▶ **YOUR OBJECTIVE**
Search the listing for the string "Durchlauferhitzer" and copy every line that contains it.

▶ **SUPPLIED INFORMATION**
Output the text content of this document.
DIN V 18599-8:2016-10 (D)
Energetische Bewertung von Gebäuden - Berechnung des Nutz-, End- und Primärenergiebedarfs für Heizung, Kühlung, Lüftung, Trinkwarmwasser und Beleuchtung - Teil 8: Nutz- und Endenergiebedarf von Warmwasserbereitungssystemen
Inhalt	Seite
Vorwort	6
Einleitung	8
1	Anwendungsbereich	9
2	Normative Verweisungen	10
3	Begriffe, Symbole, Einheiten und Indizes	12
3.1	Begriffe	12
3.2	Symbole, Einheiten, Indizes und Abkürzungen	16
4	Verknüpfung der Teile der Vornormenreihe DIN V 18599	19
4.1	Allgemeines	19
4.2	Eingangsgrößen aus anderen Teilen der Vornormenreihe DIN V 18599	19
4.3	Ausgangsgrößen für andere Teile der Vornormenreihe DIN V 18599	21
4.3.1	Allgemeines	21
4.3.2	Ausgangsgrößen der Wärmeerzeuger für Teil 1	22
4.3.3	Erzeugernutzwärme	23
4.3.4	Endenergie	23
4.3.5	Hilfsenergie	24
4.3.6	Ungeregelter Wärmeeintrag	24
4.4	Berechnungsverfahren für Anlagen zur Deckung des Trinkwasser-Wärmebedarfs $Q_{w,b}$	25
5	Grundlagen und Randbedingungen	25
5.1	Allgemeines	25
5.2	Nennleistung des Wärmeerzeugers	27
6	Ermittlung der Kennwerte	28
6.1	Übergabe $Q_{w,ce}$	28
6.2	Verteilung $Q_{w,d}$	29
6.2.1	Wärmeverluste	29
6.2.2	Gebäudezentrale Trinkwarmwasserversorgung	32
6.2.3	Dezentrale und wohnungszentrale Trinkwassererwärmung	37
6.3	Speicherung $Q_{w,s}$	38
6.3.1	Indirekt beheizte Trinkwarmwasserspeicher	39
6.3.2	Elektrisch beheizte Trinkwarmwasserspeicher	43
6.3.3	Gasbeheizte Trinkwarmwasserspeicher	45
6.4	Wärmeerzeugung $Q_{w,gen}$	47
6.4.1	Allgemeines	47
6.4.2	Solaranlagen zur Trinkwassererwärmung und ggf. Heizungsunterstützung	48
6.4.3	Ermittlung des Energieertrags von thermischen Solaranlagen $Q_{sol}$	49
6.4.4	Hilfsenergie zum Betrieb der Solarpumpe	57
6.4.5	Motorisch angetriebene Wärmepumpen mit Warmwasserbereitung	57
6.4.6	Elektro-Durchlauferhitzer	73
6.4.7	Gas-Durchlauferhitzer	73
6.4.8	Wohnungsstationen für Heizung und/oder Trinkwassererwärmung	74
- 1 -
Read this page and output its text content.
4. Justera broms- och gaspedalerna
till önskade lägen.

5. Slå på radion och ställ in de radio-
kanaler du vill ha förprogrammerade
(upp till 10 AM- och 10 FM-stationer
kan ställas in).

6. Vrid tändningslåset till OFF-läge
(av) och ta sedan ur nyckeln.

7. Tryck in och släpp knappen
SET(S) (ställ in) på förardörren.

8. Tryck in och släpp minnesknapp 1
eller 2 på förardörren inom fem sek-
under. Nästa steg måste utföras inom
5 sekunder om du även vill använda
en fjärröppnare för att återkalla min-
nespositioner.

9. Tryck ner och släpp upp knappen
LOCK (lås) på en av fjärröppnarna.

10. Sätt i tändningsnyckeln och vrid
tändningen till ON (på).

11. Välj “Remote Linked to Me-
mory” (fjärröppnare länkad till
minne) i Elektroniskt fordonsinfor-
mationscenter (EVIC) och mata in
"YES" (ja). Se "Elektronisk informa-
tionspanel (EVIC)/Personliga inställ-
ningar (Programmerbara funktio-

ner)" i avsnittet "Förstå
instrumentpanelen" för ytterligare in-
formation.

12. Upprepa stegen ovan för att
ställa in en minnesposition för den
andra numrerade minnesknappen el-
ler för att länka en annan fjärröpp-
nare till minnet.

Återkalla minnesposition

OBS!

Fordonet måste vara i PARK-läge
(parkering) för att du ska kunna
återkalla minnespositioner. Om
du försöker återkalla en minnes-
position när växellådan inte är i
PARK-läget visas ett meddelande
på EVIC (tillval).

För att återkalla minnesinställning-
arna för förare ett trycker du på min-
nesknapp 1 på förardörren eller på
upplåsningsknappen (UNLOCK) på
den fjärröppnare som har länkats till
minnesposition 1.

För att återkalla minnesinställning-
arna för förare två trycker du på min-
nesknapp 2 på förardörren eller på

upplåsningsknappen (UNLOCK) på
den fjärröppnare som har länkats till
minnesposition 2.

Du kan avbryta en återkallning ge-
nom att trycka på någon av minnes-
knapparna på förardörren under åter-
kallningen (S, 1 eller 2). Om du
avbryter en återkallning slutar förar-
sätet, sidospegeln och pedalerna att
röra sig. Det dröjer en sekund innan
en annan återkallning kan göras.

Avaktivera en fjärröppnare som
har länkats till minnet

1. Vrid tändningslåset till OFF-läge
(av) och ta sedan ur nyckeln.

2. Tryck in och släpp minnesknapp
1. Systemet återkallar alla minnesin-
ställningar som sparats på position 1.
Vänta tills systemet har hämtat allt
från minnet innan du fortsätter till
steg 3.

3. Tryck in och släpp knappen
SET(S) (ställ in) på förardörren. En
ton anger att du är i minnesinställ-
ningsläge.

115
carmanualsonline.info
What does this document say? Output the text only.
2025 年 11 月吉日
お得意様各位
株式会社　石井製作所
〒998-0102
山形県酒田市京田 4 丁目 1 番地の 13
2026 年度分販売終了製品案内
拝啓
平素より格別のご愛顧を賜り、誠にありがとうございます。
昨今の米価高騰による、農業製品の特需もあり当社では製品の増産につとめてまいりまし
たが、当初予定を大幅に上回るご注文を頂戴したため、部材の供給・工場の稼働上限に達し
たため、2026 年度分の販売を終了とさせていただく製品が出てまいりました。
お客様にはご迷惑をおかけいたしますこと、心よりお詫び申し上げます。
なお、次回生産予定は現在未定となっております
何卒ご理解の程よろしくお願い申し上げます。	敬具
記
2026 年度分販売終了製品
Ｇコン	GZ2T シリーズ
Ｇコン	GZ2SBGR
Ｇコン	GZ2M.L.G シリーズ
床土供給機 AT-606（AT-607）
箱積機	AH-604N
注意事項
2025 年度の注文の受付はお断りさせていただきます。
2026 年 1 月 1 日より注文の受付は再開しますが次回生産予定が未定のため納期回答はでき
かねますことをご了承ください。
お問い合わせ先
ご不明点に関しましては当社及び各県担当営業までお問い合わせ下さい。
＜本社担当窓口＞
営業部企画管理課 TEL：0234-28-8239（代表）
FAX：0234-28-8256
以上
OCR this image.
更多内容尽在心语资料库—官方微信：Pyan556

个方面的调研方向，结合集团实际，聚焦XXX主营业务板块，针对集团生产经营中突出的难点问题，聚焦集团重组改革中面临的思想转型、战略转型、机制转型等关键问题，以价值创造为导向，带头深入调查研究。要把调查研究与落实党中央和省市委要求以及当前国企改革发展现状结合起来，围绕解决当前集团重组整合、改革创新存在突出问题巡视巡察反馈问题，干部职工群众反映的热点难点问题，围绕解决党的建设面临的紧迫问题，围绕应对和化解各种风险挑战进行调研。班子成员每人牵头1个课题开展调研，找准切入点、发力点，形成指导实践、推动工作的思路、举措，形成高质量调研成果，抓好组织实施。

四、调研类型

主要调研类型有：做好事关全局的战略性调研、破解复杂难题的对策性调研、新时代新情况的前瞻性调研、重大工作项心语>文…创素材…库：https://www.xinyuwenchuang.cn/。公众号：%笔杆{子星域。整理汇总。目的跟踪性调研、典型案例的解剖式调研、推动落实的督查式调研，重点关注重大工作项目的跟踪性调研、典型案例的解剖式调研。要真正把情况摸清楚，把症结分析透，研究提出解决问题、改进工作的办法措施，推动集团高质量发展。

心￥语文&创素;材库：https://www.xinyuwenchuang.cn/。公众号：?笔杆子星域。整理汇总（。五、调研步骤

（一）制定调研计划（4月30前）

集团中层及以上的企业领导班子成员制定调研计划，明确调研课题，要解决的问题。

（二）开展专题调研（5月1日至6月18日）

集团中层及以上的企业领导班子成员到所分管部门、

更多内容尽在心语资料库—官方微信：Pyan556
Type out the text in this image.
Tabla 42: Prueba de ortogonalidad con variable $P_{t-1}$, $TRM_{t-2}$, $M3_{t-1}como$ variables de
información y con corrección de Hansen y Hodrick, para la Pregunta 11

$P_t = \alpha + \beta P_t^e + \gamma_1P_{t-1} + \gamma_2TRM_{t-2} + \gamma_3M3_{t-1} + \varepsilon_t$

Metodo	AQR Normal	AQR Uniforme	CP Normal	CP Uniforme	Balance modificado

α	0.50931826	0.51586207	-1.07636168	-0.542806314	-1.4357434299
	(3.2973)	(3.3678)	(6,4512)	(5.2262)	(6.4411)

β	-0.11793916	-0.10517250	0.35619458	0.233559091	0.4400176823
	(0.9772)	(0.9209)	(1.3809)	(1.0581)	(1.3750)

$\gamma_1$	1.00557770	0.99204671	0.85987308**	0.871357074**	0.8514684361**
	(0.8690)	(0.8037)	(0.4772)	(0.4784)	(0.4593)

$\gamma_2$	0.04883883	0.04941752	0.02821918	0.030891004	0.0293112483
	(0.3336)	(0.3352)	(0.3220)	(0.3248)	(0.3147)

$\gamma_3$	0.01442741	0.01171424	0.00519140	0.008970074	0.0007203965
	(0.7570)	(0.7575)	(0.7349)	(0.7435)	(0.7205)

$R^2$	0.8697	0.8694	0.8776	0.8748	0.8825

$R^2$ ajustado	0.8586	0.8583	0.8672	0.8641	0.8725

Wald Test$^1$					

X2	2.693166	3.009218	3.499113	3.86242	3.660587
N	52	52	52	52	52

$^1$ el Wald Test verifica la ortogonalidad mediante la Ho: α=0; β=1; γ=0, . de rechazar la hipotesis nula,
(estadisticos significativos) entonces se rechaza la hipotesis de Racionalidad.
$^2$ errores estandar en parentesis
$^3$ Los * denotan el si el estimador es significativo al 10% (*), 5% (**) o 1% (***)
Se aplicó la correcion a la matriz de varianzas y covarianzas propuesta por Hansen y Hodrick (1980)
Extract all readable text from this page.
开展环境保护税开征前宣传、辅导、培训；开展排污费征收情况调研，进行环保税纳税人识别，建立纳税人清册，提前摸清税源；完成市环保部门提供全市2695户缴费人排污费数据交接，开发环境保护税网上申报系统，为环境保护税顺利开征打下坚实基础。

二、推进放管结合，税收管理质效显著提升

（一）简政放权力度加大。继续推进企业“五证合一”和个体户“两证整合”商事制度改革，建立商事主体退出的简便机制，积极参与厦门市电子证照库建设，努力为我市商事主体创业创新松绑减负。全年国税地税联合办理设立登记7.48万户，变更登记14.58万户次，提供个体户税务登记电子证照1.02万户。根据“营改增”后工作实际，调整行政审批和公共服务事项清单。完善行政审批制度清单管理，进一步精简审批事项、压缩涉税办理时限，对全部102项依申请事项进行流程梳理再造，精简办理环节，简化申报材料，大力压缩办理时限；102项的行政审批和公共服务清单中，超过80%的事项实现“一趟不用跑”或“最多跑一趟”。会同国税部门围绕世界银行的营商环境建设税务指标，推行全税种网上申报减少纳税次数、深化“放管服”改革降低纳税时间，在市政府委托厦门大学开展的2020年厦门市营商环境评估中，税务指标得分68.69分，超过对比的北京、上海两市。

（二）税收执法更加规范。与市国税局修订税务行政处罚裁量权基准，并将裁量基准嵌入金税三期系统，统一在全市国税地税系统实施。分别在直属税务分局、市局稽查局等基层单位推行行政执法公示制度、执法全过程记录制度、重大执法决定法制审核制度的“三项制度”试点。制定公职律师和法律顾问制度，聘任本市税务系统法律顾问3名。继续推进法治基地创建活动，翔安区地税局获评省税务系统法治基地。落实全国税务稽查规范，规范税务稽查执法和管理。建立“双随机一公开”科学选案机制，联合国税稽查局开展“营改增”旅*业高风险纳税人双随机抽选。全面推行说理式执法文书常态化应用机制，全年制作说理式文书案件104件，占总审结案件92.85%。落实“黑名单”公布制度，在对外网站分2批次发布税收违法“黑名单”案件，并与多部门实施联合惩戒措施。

▶ **RESPONSE**
6.4.6	Elektro-Durchlauferhitzer	73
6.4.7	Gas-Durchlauferhitzer	73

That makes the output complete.